> [AIM]: The entries below should be quoted exactly, with no pictures carried over.
..........
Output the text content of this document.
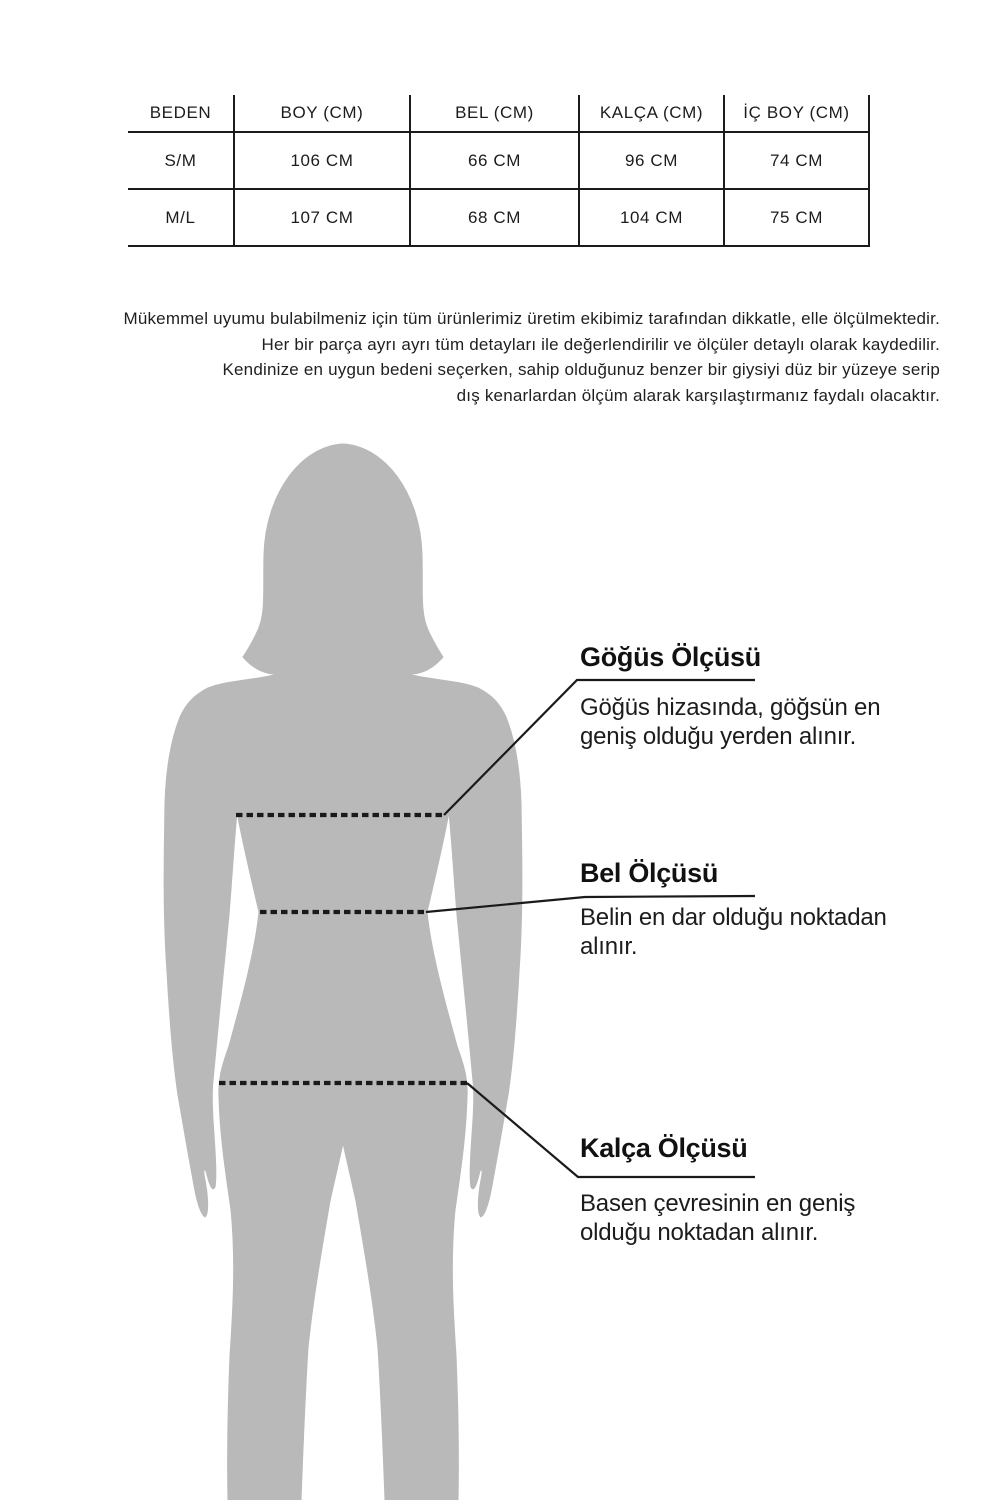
BEDEN	BOY (CM)	BEL (CM)	KALÇA (CM)	İÇ BOY (CM)
S/M	106 CM	66 CM	96 CM	74 CM
M/L	107 CM	68 CM	104 CM	75 CM
Mükemmel uyumu bulabilmeniz için tüm ürünlerimiz üretim ekibimiz tarafından dikkatle, elle ölçülmektedir.
Her bir parça ayrı ayrı tüm detayları ile değerlendirilir ve ölçüler detaylı olarak kaydedilir.
Kendinize en uygun bedeni seçerken, sahip olduğunuz benzer bir giysiyi düz bir yüzeye serip
dış kenarlardan ölçüm alarak karşılaştırmanız faydalı olacaktır.
Göğüs Ölçüsü
Göğüs hizasında, göğsün en
geniş olduğu yerden alınır.
Bel Ölçüsü
Belin en dar olduğu noktadan
alınır.
Kalça Ölçüsü
Basen çevresinin en geniş
olduğu noktadan alınır.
..........
> [FINISHED ANSWER]:
Output the text content of this document.
BEDEN	BOY (CM)	BEL (CM)	KALÇA (CM)	İÇ BOY (CM)
S/M	106 CM	66 CM	96 CM	74 CM
M/L	107 CM	68 CM	104 CM	75 CM
Mükemmel uyumu bulabilmeniz için tüm ürünlerimiz üretim ekibimiz tarafından dikkatle, elle ölçülmektedir.
Her bir parça ayrı ayrı tüm detayları ile değerlendirilir ve ölçüler detaylı olarak kaydedilir.
Kendinize en uygun bedeni seçerken, sahip olduğunuz benzer bir giysiyi düz bir yüzeye serip
dış kenarlardan ölçüm alarak karşılaştırmanız faydalı olacaktır.
Göğüs Ölçüsü
Göğüs hizasında, göğsün en
geniş olduğu yerden alınır.
Bel Ölçüsü
Belin en dar olduğu noktadan
alınır.
Kalça Ölçüsü
Basen çevresinin en geniş
olduğu noktadan alınır.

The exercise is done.